▶ [Written task]: Note how many lines include the word "Earthwork", and give that number by itself.

Items from a data source
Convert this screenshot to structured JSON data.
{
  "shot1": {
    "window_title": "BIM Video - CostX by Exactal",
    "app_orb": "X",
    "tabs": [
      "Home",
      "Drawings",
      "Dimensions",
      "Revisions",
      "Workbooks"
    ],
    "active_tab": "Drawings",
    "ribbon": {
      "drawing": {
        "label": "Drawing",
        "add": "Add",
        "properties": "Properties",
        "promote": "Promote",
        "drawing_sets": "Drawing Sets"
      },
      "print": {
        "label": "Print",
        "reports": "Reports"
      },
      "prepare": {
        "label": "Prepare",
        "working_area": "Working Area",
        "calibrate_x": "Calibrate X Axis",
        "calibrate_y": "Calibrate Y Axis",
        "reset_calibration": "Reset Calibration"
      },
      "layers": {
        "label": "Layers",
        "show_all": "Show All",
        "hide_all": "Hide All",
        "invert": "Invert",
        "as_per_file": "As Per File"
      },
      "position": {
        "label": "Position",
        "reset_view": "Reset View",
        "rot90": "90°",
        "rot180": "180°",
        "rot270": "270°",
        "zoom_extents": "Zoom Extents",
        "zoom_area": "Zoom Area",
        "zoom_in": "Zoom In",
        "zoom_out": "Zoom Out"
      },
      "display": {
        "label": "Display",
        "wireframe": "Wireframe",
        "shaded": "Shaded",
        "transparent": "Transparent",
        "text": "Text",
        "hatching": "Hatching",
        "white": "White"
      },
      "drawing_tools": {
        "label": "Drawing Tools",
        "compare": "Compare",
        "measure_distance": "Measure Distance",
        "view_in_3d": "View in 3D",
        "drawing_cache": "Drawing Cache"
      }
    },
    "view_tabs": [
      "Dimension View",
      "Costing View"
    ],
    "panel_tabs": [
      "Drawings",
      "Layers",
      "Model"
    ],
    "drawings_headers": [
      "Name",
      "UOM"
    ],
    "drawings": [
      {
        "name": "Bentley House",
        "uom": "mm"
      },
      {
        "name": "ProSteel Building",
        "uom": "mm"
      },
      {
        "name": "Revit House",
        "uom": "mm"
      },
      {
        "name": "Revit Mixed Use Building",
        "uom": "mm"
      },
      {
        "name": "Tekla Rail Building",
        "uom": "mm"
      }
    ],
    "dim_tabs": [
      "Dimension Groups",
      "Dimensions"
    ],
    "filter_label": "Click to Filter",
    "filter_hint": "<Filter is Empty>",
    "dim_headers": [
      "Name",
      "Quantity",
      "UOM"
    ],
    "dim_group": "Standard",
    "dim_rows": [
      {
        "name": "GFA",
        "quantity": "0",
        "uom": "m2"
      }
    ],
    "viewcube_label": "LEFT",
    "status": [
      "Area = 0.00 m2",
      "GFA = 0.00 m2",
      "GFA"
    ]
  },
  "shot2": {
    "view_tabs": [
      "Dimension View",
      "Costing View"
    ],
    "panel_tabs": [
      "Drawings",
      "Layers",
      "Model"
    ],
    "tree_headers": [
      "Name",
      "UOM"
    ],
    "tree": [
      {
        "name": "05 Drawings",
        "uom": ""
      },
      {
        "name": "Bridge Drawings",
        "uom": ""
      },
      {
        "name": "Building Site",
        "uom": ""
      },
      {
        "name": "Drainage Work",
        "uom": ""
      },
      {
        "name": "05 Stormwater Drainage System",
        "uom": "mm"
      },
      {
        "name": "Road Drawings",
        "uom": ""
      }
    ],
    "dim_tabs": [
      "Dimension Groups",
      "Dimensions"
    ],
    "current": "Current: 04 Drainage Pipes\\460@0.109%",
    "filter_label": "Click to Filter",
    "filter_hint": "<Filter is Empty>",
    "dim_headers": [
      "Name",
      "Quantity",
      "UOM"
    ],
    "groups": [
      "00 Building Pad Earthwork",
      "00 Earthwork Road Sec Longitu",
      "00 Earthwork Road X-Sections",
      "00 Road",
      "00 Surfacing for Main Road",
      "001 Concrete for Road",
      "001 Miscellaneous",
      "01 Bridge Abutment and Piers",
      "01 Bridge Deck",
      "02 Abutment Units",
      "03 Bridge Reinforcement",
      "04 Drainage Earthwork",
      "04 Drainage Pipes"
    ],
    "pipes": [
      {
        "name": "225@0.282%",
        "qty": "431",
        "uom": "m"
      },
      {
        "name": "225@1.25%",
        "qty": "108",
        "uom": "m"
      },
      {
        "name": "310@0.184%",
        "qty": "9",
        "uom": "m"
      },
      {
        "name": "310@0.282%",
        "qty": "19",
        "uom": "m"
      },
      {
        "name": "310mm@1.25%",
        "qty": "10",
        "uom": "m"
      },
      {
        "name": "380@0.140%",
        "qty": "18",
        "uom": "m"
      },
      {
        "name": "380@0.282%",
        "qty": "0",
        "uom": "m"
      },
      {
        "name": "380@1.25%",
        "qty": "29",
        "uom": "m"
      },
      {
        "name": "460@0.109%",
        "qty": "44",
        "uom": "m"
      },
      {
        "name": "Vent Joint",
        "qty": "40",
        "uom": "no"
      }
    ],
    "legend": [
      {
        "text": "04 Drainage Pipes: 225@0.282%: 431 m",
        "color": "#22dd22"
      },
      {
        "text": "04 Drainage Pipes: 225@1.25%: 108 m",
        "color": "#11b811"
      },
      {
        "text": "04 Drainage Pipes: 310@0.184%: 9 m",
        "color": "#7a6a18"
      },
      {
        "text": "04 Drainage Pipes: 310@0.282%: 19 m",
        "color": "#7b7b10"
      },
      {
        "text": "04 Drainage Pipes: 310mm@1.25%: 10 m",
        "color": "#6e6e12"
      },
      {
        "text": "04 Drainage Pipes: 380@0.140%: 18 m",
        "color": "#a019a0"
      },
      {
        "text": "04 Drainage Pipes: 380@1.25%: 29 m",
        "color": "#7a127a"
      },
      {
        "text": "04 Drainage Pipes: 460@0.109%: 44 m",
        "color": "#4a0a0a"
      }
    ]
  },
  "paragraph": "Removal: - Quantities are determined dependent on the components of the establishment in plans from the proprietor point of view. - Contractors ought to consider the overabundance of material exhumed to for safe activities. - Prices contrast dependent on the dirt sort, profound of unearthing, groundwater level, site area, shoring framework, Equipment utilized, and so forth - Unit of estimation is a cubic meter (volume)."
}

▶ [Response to this exercise]: 4